WHAT NEEDS TO BE DONE:
Read the lines below. Copy out any that hold the string "this".

-.-.-

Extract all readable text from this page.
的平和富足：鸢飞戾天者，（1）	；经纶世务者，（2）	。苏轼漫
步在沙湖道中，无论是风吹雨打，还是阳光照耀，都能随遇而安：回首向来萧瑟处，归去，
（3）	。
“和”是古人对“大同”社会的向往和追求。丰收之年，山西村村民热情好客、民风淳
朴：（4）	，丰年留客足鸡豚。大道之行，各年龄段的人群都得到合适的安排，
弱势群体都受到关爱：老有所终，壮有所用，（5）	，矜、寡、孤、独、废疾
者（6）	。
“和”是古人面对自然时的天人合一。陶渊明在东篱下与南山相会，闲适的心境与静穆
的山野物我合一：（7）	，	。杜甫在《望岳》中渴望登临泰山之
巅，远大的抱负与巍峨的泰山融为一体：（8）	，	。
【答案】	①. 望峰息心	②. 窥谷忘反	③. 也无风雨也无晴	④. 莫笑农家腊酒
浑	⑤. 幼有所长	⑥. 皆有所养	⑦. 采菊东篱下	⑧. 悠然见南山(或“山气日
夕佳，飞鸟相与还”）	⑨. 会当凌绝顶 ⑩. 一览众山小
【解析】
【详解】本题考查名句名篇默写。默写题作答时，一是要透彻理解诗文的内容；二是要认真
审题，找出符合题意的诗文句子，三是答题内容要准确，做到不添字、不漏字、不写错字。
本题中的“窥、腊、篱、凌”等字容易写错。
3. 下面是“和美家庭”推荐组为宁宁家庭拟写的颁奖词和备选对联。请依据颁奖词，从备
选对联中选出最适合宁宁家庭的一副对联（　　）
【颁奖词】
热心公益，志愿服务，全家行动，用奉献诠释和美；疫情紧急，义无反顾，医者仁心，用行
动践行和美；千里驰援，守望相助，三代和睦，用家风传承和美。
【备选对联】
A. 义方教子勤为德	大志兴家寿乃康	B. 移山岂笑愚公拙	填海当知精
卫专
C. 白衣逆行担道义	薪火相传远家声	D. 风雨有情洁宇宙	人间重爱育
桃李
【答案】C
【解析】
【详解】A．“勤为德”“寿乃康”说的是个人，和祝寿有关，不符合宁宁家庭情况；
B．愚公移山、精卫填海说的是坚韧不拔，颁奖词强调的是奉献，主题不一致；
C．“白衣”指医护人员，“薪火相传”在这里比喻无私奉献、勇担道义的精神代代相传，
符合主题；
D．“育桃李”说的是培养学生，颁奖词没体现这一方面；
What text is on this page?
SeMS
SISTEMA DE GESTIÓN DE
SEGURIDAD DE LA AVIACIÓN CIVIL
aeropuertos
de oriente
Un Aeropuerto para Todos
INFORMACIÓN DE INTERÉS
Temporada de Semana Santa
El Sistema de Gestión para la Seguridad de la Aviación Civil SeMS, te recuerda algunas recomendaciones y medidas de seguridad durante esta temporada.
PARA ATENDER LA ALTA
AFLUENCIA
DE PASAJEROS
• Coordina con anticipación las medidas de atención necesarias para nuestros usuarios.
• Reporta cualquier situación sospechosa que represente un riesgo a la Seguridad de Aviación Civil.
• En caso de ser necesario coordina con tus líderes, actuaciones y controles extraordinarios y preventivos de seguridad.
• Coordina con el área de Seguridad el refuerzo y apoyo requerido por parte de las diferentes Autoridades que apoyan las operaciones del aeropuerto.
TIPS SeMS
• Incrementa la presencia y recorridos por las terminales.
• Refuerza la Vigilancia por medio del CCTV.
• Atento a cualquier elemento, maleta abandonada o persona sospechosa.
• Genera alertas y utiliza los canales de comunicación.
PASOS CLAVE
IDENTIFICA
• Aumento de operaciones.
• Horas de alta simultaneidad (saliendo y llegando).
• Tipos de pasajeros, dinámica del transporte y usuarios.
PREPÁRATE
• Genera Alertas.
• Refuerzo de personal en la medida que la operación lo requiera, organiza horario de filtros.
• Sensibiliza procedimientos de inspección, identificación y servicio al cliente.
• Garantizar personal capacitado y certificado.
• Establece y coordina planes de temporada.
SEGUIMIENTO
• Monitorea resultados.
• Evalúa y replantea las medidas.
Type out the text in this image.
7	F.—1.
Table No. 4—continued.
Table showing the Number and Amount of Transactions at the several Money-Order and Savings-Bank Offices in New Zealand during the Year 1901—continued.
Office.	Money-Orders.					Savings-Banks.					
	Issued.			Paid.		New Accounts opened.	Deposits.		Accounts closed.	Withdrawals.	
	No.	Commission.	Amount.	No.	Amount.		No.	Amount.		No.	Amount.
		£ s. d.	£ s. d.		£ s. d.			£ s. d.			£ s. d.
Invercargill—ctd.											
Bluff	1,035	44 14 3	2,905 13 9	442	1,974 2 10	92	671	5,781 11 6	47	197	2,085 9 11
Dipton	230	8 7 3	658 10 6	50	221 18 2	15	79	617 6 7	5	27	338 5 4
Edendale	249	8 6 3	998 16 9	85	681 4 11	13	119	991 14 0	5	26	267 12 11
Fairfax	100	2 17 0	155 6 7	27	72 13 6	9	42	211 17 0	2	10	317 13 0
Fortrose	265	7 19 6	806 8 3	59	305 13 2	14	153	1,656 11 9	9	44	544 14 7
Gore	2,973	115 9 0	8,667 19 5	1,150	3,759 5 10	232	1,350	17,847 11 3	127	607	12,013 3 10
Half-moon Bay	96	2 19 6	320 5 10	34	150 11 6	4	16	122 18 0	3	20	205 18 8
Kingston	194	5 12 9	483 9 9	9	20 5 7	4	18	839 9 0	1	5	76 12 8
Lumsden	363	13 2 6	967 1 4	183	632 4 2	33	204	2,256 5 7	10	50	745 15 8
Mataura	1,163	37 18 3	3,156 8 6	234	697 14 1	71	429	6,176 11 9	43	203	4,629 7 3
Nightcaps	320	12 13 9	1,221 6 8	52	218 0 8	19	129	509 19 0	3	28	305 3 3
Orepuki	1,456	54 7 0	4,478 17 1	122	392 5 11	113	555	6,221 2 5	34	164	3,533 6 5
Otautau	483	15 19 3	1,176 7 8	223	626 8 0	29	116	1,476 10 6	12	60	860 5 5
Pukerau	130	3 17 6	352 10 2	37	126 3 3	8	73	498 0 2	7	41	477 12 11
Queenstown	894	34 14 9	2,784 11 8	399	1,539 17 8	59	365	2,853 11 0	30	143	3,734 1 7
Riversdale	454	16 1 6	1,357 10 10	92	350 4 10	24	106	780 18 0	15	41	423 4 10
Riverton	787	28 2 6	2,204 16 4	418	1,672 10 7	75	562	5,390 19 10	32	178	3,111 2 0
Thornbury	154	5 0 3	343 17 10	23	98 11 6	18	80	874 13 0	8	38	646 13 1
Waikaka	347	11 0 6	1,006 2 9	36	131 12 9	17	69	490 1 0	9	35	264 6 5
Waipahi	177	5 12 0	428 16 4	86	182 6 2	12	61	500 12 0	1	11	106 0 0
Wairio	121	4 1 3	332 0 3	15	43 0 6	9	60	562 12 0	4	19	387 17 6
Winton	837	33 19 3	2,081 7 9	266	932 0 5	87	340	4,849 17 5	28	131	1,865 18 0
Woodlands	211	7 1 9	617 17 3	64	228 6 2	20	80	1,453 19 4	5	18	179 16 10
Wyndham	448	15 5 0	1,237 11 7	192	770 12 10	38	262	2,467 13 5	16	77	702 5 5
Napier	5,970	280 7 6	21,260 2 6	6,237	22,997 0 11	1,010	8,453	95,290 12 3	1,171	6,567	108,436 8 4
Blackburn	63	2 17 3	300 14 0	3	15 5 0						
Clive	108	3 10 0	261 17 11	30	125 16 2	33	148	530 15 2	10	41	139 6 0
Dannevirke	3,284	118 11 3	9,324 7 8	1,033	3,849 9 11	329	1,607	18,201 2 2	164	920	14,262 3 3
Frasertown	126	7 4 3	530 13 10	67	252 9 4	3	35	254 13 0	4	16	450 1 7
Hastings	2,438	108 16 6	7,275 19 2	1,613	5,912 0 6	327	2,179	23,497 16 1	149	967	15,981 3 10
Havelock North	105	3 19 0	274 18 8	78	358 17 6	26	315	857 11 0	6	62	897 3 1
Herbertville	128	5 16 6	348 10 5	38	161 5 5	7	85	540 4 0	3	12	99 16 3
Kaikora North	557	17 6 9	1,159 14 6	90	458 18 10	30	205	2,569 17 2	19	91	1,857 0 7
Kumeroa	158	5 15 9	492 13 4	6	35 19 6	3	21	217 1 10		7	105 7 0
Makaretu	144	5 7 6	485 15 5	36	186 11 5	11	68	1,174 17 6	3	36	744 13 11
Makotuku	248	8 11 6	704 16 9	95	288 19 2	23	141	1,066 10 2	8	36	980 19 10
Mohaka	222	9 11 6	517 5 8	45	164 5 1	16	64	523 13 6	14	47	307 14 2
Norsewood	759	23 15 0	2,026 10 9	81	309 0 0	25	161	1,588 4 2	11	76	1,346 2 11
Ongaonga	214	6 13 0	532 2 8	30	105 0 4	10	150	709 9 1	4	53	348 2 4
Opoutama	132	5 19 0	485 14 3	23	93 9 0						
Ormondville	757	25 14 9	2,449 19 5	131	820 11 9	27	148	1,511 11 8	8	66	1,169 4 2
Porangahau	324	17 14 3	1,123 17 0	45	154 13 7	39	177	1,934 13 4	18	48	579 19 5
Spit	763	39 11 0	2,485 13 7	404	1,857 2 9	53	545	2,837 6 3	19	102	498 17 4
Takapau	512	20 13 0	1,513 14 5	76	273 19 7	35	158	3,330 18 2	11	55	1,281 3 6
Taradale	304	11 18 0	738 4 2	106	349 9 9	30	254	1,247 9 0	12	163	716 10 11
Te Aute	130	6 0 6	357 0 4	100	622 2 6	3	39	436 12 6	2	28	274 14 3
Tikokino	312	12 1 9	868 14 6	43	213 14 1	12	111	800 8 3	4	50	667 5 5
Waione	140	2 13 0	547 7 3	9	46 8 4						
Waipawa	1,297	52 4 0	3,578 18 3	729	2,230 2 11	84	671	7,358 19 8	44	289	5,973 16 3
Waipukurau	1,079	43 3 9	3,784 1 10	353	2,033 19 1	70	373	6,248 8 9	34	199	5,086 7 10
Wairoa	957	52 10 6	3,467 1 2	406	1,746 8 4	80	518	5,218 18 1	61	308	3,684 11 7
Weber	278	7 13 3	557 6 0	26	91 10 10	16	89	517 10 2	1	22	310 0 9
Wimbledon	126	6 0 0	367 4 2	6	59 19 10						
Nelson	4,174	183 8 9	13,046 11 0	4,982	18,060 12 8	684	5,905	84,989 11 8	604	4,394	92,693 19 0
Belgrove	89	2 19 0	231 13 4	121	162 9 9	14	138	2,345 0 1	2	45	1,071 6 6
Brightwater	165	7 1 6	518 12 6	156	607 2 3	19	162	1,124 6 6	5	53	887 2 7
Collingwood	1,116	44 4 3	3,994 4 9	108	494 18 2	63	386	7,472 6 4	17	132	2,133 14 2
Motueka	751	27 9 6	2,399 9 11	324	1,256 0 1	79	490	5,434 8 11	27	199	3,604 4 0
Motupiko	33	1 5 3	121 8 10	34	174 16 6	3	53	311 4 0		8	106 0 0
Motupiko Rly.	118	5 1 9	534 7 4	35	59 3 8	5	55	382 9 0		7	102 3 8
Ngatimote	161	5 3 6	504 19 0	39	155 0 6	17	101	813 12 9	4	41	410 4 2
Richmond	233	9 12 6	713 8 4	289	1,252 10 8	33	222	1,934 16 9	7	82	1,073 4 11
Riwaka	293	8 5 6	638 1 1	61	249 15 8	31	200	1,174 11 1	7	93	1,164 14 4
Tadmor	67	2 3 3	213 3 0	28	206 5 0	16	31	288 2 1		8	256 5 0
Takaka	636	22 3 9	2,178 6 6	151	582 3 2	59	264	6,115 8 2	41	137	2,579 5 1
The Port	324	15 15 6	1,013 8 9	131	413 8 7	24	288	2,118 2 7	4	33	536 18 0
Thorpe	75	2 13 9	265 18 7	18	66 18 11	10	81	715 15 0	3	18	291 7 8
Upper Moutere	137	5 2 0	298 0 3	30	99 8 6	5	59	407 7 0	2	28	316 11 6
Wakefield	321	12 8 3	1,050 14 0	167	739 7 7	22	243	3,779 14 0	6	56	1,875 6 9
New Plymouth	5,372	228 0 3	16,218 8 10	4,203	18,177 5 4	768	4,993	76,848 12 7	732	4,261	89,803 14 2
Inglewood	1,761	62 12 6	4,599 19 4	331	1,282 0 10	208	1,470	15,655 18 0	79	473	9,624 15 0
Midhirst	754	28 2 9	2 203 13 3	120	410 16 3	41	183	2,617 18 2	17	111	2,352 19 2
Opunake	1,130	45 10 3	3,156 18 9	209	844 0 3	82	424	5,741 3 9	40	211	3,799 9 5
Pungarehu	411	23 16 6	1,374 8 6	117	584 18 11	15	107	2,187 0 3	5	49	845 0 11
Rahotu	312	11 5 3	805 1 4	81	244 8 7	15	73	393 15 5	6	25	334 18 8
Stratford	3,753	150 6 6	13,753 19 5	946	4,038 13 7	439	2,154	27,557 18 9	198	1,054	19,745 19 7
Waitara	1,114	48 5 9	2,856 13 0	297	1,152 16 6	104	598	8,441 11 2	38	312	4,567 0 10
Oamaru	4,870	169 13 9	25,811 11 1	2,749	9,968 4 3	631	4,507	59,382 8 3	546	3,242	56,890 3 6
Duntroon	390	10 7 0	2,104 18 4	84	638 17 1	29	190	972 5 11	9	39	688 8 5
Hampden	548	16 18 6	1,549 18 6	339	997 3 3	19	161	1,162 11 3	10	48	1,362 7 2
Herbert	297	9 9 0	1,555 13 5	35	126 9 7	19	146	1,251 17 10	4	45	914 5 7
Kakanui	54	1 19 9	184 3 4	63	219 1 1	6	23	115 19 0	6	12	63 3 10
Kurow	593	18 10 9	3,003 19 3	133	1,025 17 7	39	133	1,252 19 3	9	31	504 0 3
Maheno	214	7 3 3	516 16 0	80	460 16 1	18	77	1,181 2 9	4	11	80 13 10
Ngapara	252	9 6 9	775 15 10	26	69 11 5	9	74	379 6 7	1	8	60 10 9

-.-.-

IN RESPONSE:
Extract all readable text from this page.
What text is on this page?
Type out the text in this image.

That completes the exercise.